▸ DESCRIPTION OF THE TASK
Reproduce all of the listing below without alteration.

▸ EXERCISE MATERIAL
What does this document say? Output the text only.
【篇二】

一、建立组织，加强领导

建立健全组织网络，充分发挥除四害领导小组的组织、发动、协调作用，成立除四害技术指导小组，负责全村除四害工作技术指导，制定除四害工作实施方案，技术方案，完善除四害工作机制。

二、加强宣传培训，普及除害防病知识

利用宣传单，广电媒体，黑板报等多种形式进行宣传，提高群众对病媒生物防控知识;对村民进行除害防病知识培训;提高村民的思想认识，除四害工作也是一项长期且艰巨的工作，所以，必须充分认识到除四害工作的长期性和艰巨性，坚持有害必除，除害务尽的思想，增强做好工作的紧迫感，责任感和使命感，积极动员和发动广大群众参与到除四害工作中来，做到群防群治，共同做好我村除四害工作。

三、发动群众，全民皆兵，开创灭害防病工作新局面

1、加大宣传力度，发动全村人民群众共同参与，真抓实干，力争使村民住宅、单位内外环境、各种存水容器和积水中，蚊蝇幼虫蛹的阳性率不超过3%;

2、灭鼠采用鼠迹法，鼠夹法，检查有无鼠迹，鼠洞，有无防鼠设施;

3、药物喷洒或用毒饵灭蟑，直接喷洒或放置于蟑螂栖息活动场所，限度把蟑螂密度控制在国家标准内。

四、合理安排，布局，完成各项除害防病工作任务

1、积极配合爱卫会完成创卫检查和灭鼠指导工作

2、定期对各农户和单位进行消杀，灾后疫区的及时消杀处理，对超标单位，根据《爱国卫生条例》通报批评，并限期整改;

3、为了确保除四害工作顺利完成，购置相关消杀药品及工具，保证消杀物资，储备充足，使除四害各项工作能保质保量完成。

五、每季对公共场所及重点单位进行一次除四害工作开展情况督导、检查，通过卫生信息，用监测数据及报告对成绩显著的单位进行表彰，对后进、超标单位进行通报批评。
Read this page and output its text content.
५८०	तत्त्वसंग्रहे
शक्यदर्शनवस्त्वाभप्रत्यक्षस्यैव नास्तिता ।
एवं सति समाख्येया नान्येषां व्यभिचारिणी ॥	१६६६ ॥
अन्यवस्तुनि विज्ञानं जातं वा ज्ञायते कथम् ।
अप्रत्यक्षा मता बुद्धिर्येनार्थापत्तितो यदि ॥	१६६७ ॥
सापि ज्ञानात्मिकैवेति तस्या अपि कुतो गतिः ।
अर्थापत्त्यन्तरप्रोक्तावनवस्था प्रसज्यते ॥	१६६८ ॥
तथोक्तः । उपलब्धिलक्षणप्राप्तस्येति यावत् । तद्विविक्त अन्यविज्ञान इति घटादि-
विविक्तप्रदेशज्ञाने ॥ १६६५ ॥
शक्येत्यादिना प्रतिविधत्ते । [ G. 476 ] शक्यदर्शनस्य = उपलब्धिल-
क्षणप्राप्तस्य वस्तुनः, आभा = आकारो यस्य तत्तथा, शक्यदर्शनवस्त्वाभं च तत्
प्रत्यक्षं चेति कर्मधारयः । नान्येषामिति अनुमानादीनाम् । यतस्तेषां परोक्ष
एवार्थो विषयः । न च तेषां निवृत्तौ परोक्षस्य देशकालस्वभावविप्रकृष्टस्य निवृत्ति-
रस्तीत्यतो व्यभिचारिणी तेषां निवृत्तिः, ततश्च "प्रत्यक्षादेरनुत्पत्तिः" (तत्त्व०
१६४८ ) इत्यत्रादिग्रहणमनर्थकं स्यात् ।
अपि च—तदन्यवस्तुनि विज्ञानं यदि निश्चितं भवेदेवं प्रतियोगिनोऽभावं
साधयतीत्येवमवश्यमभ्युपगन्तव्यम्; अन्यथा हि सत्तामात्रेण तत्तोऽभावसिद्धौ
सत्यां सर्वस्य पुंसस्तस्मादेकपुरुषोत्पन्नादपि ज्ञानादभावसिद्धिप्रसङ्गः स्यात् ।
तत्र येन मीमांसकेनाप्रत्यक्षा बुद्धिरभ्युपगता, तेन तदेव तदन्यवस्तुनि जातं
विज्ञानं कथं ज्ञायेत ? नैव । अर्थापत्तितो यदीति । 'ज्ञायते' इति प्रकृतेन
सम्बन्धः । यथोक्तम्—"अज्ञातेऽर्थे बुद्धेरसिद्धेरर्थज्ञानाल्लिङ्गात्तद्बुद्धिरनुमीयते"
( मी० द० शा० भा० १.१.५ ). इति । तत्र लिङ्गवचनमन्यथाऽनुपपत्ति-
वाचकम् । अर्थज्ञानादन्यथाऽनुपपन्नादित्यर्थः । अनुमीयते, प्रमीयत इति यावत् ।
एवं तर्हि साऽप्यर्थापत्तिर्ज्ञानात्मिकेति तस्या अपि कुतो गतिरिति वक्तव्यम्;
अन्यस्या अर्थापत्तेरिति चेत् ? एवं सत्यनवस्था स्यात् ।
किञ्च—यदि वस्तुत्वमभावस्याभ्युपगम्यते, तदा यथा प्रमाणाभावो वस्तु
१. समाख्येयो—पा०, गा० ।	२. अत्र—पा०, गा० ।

▸ RESPONSE TO THE TASK
What does this document say? Output the text only.
【篇二】

一、建立组织，加强领导

建立健全组织网络，充分发挥除四害领导小组的组织、发动、协调作用，成立除四害技术指导小组，负责全村除四害工作技术指导，制定除四害工作实施方案，技术方案，完善除四害工作机制。

二、加强宣传培训，普及除害防病知识

利用宣传单，广电媒体，黑板报等多种形式进行宣传，提高群众对病媒生物防控知识;对村民进行除害防病知识培训;提高村民的思想认识，除四害工作也是一项长期且艰巨的工作，所以，必须充分认识到除四害工作的长期性和艰巨性，坚持有害必除，除害务尽的思想，增强做好工作的紧迫感，责任感和使命感，积极动员和发动广大群众参与到除四害工作中来，做到群防群治，共同做好我村除四害工作。

三、发动群众，全民皆兵，开创灭害防病工作新局面

1、加大宣传力度，发动全村人民群众共同参与，真抓实干，力争使村民住宅、单位内外环境、各种存水容器和积水中，蚊蝇幼虫蛹的阳性率不超过3%;

2、灭鼠采用鼠迹法，鼠夹法，检查有无鼠迹，鼠洞，有无防鼠设施;

3、药物喷洒或用毒饵灭蟑，直接喷洒或放置于蟑螂栖息活动场所，限度把蟑螂密度控制在国家标准内。

四、合理安排，布局，完成各项除害防病工作任务

1、积极配合爱卫会完成创卫检查和灭鼠指导工作

2、定期对各农户和单位进行消杀，灾后疫区的及时消杀处理，对超标单位，根据《爱国卫生条例》通报批评，并限期整改;

3、为了确保除四害工作顺利完成，购置相关消杀药品及工具，保证消杀物资，储备充足，使除四害各项工作能保质保量完成。

五、每季对公共场所及重点单位进行一次除四害工作开展情况督导、检查，通过卫生信息，用监测数据及报告对成绩显著的单位进行表彰，对后进、超标单位进行通报批评。
Read this page and output its text content.
५८०	तत्त्वसंग्रहे
शक्यदर्शनवस्त्वाभप्रत्यक्षस्यैव नास्तिता ।
एवं सति समाख्येया नान्येषां व्यभिचारिणी ॥	१६६६ ॥
अन्यवस्तुनि विज्ञानं जातं वा ज्ञायते कथम् ।
अप्रत्यक्षा मता बुद्धिर्येनार्थापत्तितो यदि ॥	१६६७ ॥
सापि ज्ञानात्मिकैवेति तस्या अपि कुतो गतिः ।
अर्थापत्त्यन्तरप्रोक्तावनवस्था प्रसज्यते ॥	१६६८ ॥
तथोक्तः । उपलब्धिलक्षणप्राप्तस्येति यावत् । तद्विविक्त अन्यविज्ञान इति घटादि-
विविक्तप्रदेशज्ञाने ॥ १६६५ ॥
शक्येत्यादिना प्रतिविधत्ते । [ G. 476 ] शक्यदर्शनस्य = उपलब्धिल-
क्षणप्राप्तस्य वस्तुनः, आभा = आकारो यस्य तत्तथा, शक्यदर्शनवस्त्वाभं च तत्
प्रत्यक्षं चेति कर्मधारयः । नान्येषामिति अनुमानादीनाम् । यतस्तेषां परोक्ष
एवार्थो विषयः । न च तेषां निवृत्तौ परोक्षस्य देशकालस्वभावविप्रकृष्टस्य निवृत्ति-
रस्तीत्यतो व्यभिचारिणी तेषां निवृत्तिः, ततश्च "प्रत्यक्षादेरनुत्पत्तिः" (तत्त्व०
१६४८ ) इत्यत्रादिग्रहणमनर्थकं स्यात् ।
अपि च—तदन्यवस्तुनि विज्ञानं यदि निश्चितं भवेदेवं प्रतियोगिनोऽभावं
साधयतीत्येवमवश्यमभ्युपगन्तव्यम्; अन्यथा हि सत्तामात्रेण तत्तोऽभावसिद्धौ
सत्यां सर्वस्य पुंसस्तस्मादेकपुरुषोत्पन्नादपि ज्ञानादभावसिद्धिप्रसङ्गः स्यात् ।
तत्र येन मीमांसकेनाप्रत्यक्षा बुद्धिरभ्युपगता, तेन तदेव तदन्यवस्तुनि जातं
विज्ञानं कथं ज्ञायेत ? नैव । अर्थापत्तितो यदीति । 'ज्ञायते' इति प्रकृतेन
सम्बन्धः । यथोक्तम्—"अज्ञातेऽर्थे बुद्धेरसिद्धेरर्थज्ञानाल्लिङ्गात्तद्बुद्धिरनुमीयते"
( मी० द० शा० भा० १.१.५ ). इति । तत्र लिङ्गवचनमन्यथाऽनुपपत्ति-
वाचकम् । अर्थज्ञानादन्यथाऽनुपपन्नादित्यर्थः । अनुमीयते, प्रमीयत इति यावत् ।
एवं तर्हि साऽप्यर्थापत्तिर्ज्ञानात्मिकेति तस्या अपि कुतो गतिरिति वक्तव्यम्;
अन्यस्या अर्थापत्तेरिति चेत् ? एवं सत्यनवस्था स्यात् ।
किञ्च—यदि वस्तुत्वमभावस्याभ्युपगम्यते, तदा यथा प्रमाणाभावो वस्तु
१. समाख्येयो—पा०, गा० ।	२. अत्र—पा०, गा० ।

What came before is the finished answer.